*** Opening of Extracted information ***
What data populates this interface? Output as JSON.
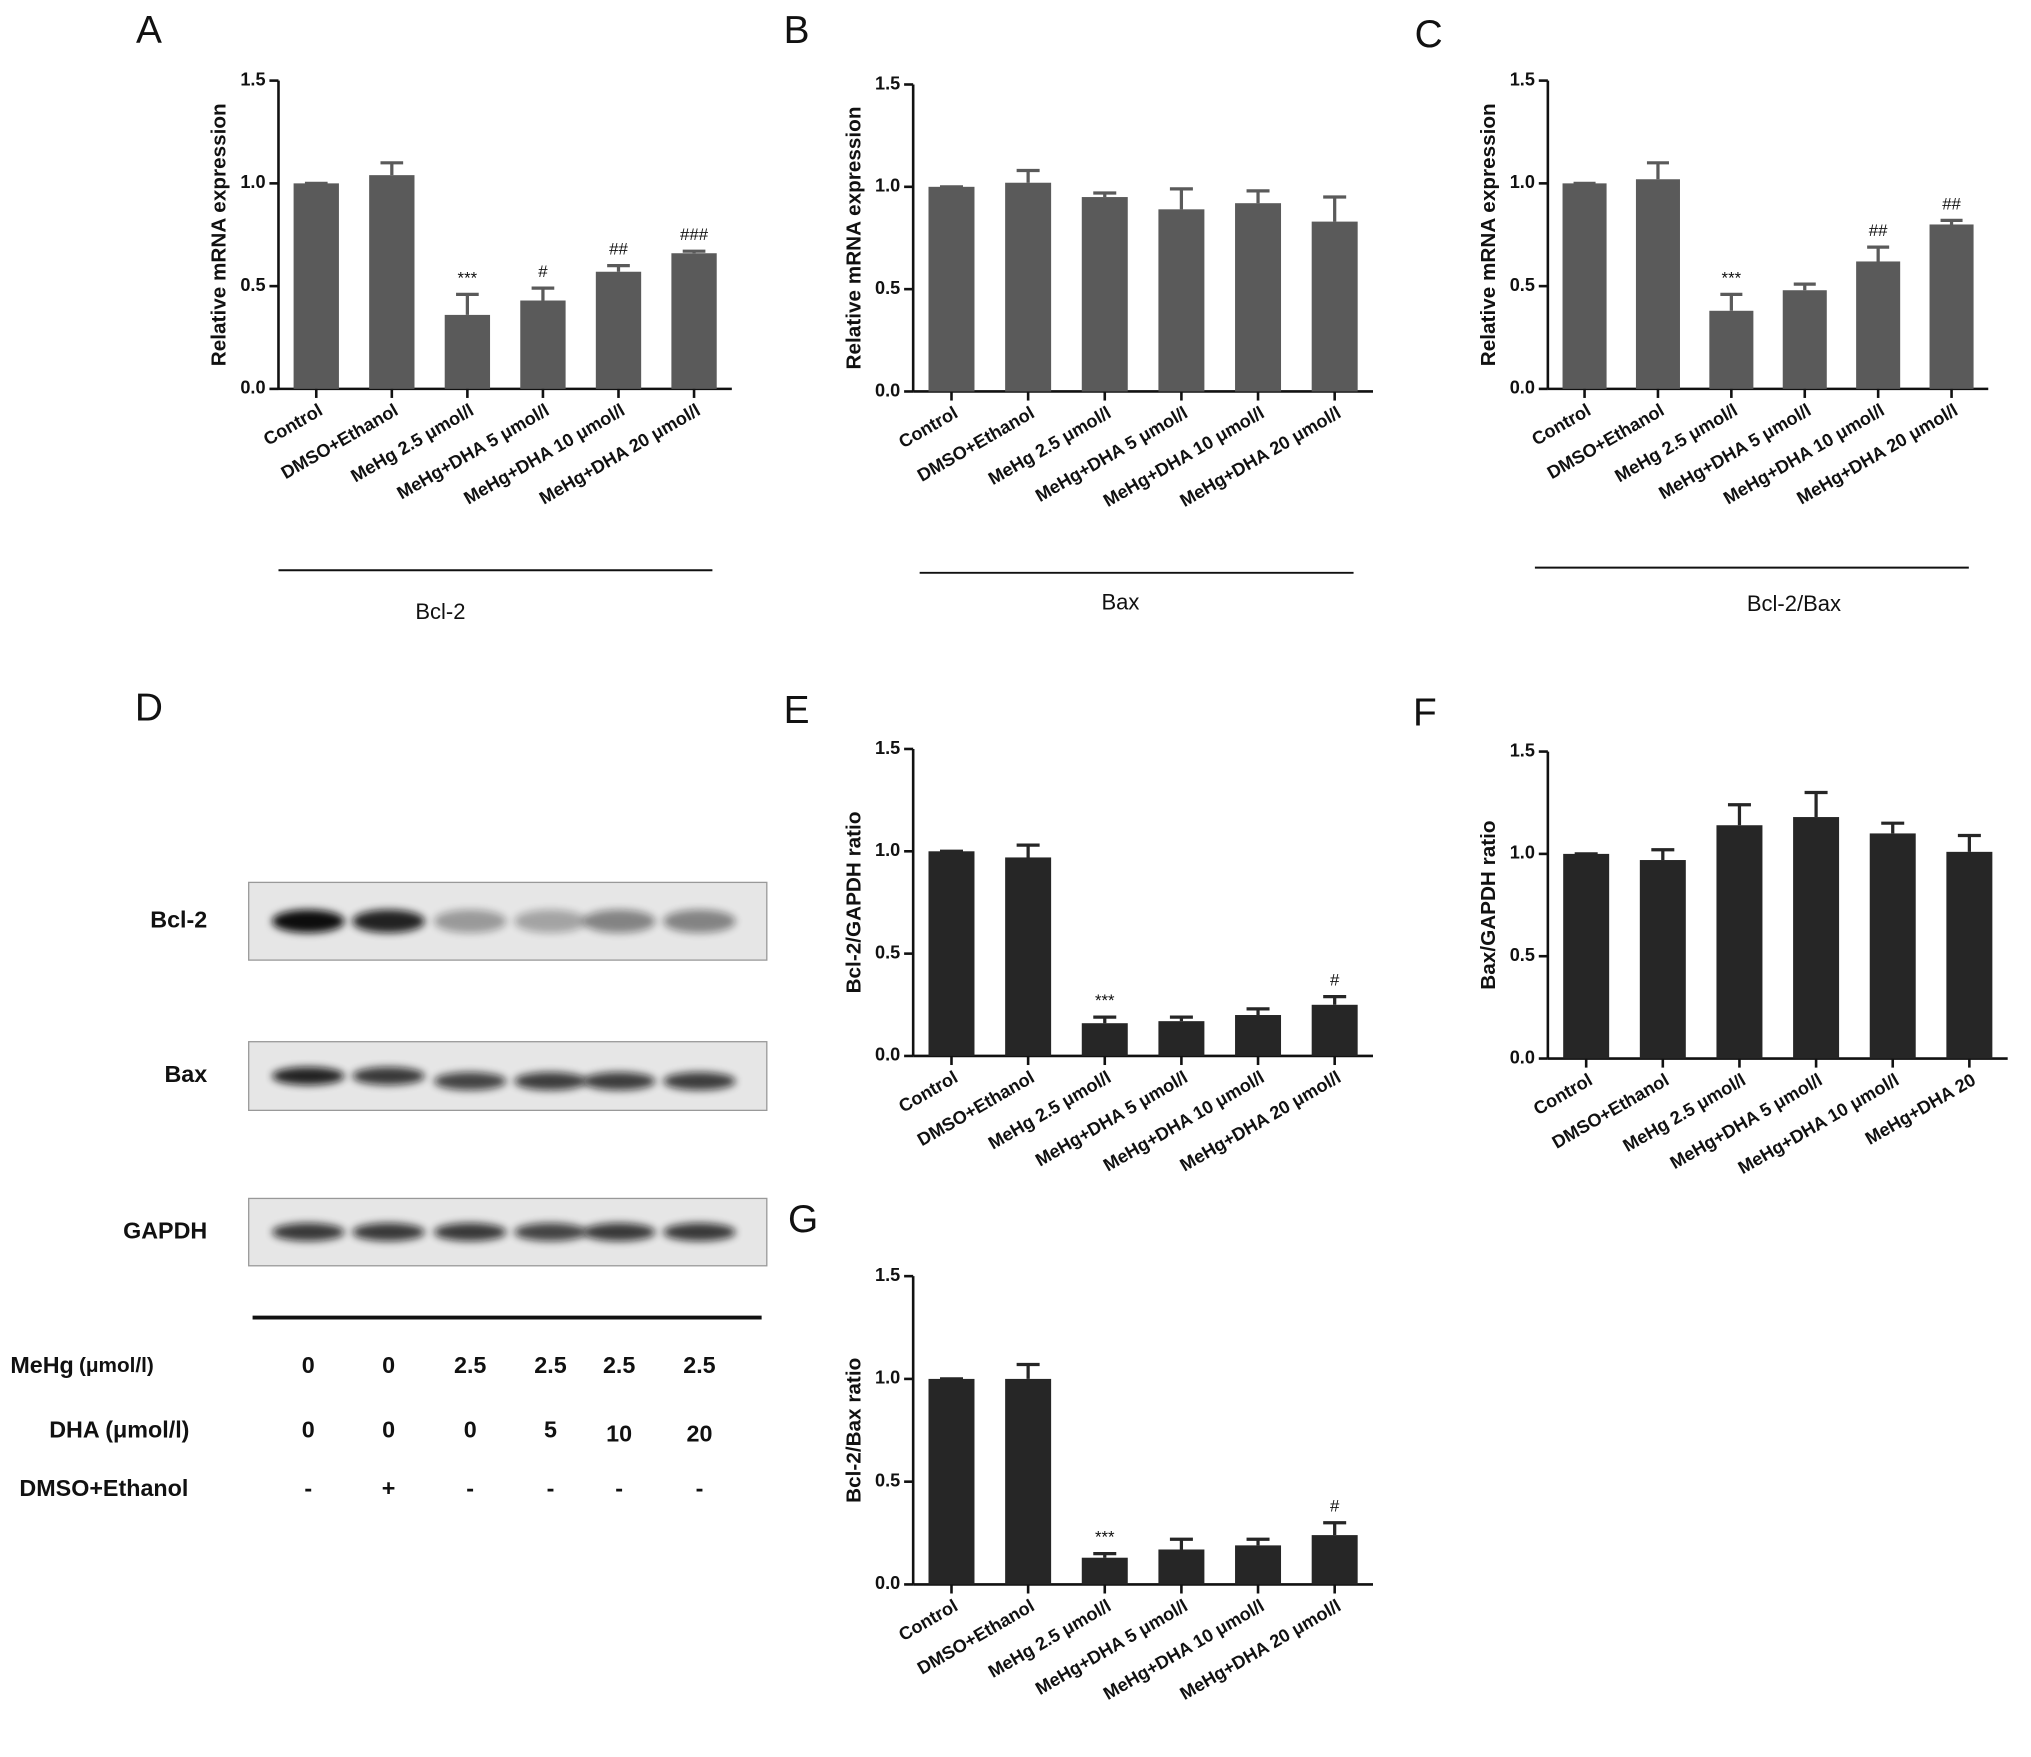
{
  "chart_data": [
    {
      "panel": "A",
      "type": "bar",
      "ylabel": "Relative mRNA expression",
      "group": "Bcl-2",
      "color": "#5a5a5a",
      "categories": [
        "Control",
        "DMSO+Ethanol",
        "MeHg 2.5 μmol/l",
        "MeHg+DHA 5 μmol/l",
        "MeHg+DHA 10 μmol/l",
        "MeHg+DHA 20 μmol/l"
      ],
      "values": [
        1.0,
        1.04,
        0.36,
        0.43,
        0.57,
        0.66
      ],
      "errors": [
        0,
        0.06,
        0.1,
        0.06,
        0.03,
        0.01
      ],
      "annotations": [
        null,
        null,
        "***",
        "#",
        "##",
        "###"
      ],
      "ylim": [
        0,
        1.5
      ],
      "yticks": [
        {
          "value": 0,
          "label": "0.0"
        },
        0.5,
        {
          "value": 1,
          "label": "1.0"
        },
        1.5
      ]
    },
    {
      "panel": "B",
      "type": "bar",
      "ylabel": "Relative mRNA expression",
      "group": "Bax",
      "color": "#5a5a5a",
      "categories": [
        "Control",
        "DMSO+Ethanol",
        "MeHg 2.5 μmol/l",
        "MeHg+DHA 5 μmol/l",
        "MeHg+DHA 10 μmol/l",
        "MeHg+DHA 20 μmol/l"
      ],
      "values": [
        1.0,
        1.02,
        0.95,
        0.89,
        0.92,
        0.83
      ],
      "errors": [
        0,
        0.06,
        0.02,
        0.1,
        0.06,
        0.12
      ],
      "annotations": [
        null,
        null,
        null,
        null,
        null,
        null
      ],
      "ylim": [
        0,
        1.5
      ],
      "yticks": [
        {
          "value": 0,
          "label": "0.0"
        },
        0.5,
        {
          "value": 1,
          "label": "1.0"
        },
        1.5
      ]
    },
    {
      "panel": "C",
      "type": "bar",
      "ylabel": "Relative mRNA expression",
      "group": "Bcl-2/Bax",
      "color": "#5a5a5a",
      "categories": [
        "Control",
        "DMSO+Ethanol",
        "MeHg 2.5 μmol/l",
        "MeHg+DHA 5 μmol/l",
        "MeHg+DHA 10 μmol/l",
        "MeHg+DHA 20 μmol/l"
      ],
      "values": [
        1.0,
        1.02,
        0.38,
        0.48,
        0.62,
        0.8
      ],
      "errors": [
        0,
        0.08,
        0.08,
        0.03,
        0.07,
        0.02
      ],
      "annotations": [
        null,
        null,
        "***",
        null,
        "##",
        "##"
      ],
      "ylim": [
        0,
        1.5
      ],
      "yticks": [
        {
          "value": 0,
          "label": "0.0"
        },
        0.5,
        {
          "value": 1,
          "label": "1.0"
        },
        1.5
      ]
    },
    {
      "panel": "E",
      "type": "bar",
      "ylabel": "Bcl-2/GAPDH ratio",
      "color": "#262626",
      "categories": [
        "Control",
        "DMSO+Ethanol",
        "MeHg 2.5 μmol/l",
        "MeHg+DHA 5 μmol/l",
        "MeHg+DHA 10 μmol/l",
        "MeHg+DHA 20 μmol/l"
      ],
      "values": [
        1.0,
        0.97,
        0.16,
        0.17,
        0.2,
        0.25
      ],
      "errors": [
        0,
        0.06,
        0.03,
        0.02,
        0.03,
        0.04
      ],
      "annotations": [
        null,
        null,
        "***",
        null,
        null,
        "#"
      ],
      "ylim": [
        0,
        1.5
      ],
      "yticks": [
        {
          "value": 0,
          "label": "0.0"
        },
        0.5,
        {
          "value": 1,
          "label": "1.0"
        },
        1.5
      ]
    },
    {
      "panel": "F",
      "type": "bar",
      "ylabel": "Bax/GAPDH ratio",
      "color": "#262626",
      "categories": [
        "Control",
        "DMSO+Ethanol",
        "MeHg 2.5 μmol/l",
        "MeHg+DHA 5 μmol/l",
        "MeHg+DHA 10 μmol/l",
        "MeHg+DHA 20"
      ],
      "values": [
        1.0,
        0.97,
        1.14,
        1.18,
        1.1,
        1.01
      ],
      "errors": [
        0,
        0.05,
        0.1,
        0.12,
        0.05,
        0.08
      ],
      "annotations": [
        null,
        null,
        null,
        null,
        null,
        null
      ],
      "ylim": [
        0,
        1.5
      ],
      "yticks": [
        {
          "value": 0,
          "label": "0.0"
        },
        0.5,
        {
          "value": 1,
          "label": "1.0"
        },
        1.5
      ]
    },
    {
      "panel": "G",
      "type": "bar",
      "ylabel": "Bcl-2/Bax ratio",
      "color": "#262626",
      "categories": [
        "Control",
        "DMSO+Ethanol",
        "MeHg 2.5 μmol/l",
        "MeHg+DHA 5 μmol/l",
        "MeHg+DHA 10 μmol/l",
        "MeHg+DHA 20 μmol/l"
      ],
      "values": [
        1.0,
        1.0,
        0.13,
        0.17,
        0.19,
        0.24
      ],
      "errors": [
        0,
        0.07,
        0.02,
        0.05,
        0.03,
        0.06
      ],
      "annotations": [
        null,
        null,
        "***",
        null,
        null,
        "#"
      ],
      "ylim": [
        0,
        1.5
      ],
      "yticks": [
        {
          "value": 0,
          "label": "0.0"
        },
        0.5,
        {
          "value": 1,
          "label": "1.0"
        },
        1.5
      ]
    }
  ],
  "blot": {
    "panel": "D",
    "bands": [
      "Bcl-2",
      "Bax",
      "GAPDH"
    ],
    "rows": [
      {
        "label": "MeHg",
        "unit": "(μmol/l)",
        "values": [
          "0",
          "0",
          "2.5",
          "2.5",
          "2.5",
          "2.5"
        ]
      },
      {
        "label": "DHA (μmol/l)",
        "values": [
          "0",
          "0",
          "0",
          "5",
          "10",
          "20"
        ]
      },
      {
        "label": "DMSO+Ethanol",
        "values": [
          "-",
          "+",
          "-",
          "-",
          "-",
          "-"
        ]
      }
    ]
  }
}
*** Close of Extracted information ***
▶ _To do_:
An exact, word-for-word copy of the records is expected, with no pictures in it.

▶ _Written reply_:
What data populates this interface? Output as JSON.
{
  "chart_data": [
    {
      "panel": "A",
      "type": "bar",
      "ylabel": "Relative mRNA expression",
      "group": "Bcl-2",
      "color": "#5a5a5a",
      "categories": [
        "Control",
        "DMSO+Ethanol",
        "MeHg 2.5 μmol/l",
        "MeHg+DHA 5 μmol/l",
        "MeHg+DHA 10 μmol/l",
        "MeHg+DHA 20 μmol/l"
      ],
      "values": [
        1.0,
        1.04,
        0.36,
        0.43,
        0.57,
        0.66
      ],
      "errors": [
        0,
        0.06,
        0.1,
        0.06,
        0.03,
        0.01
      ],
      "annotations": [
        null,
        null,
        "***",
        "#",
        "##",
        "###"
      ],
      "ylim": [
        0,
        1.5
      ],
      "yticks": [
        {
          "value": 0,
          "label": "0.0"
        },
        0.5,
        {
          "value": 1,
          "label": "1.0"
        },
        1.5
      ]
    },
    {
      "panel": "B",
      "type": "bar",
      "ylabel": "Relative mRNA expression",
      "group": "Bax",
      "color": "#5a5a5a",
      "categories": [
        "Control",
        "DMSO+Ethanol",
        "MeHg 2.5 μmol/l",
        "MeHg+DHA 5 μmol/l",
        "MeHg+DHA 10 μmol/l",
        "MeHg+DHA 20 μmol/l"
      ],
      "values": [
        1.0,
        1.02,
        0.95,
        0.89,
        0.92,
        0.83
      ],
      "errors": [
        0,
        0.06,
        0.02,
        0.1,
        0.06,
        0.12
      ],
      "annotations": [
        null,
        null,
        null,
        null,
        null,
        null
      ],
      "ylim": [
        0,
        1.5
      ],
      "yticks": [
        {
          "value": 0,
          "label": "0.0"
        },
        0.5,
        {
          "value": 1,
          "label": "1.0"
        },
        1.5
      ]
    },
    {
      "panel": "C",
      "type": "bar",
      "ylabel": "Relative mRNA expression",
      "group": "Bcl-2/Bax",
      "color": "#5a5a5a",
      "categories": [
        "Control",
        "DMSO+Ethanol",
        "MeHg 2.5 μmol/l",
        "MeHg+DHA 5 μmol/l",
        "MeHg+DHA 10 μmol/l",
        "MeHg+DHA 20 μmol/l"
      ],
      "values": [
        1.0,
        1.02,
        0.38,
        0.48,
        0.62,
        0.8
      ],
      "errors": [
        0,
        0.08,
        0.08,
        0.03,
        0.07,
        0.02
      ],
      "annotations": [
        null,
        null,
        "***",
        null,
        "##",
        "##"
      ],
      "ylim": [
        0,
        1.5
      ],
      "yticks": [
        {
          "value": 0,
          "label": "0.0"
        },
        0.5,
        {
          "value": 1,
          "label": "1.0"
        },
        1.5
      ]
    },
    {
      "panel": "E",
      "type": "bar",
      "ylabel": "Bcl-2/GAPDH ratio",
      "color": "#262626",
      "categories": [
        "Control",
        "DMSO+Ethanol",
        "MeHg 2.5 μmol/l",
        "MeHg+DHA 5 μmol/l",
        "MeHg+DHA 10 μmol/l",
        "MeHg+DHA 20 μmol/l"
      ],
      "values": [
        1.0,
        0.97,
        0.16,
        0.17,
        0.2,
        0.25
      ],
      "errors": [
        0,
        0.06,
        0.03,
        0.02,
        0.03,
        0.04
      ],
      "annotations": [
        null,
        null,
        "***",
        null,
        null,
        "#"
      ],
      "ylim": [
        0,
        1.5
      ],
      "yticks": [
        {
          "value": 0,
          "label": "0.0"
        },
        0.5,
        {
          "value": 1,
          "label": "1.0"
        },
        1.5
      ]
    },
    {
      "panel": "F",
      "type": "bar",
      "ylabel": "Bax/GAPDH ratio",
      "color": "#262626",
      "categories": [
        "Control",
        "DMSO+Ethanol",
        "MeHg 2.5 μmol/l",
        "MeHg+DHA 5 μmol/l",
        "MeHg+DHA 10 μmol/l",
        "MeHg+DHA 20"
      ],
      "values": [
        1.0,
        0.97,
        1.14,
        1.18,
        1.1,
        1.01
      ],
      "errors": [
        0,
        0.05,
        0.1,
        0.12,
        0.05,
        0.08
      ],
      "annotations": [
        null,
        null,
        null,
        null,
        null,
        null
      ],
      "ylim": [
        0,
        1.5
      ],
      "yticks": [
        {
          "value": 0,
          "label": "0.0"
        },
        0.5,
        {
          "value": 1,
          "label": "1.0"
        },
        1.5
      ]
    },
    {
      "panel": "G",
      "type": "bar",
      "ylabel": "Bcl-2/Bax ratio",
      "color": "#262626",
      "categories": [
        "Control",
        "DMSO+Ethanol",
        "MeHg 2.5 μmol/l",
        "MeHg+DHA 5 μmol/l",
        "MeHg+DHA 10 μmol/l",
        "MeHg+DHA 20 μmol/l"
      ],
      "values": [
        1.0,
        1.0,
        0.13,
        0.17,
        0.19,
        0.24
      ],
      "errors": [
        0,
        0.07,
        0.02,
        0.05,
        0.03,
        0.06
      ],
      "annotations": [
        null,
        null,
        "***",
        null,
        null,
        "#"
      ],
      "ylim": [
        0,
        1.5
      ],
      "yticks": [
        {
          "value": 0,
          "label": "0.0"
        },
        0.5,
        {
          "value": 1,
          "label": "1.0"
        },
        1.5
      ]
    }
  ],
  "blot": {
    "panel": "D",
    "bands": [
      "Bcl-2",
      "Bax",
      "GAPDH"
    ],
    "rows": [
      {
        "label": "MeHg",
        "unit": "(μmol/l)",
        "values": [
          "0",
          "0",
          "2.5",
          "2.5",
          "2.5",
          "2.5"
        ]
      },
      {
        "label": "DHA (μmol/l)",
        "values": [
          "0",
          "0",
          "0",
          "5",
          "10",
          "20"
        ]
      },
      {
        "label": "DMSO+Ethanol",
        "values": [
          "-",
          "+",
          "-",
          "-",
          "-",
          "-"
        ]
      }
    ]
  }
}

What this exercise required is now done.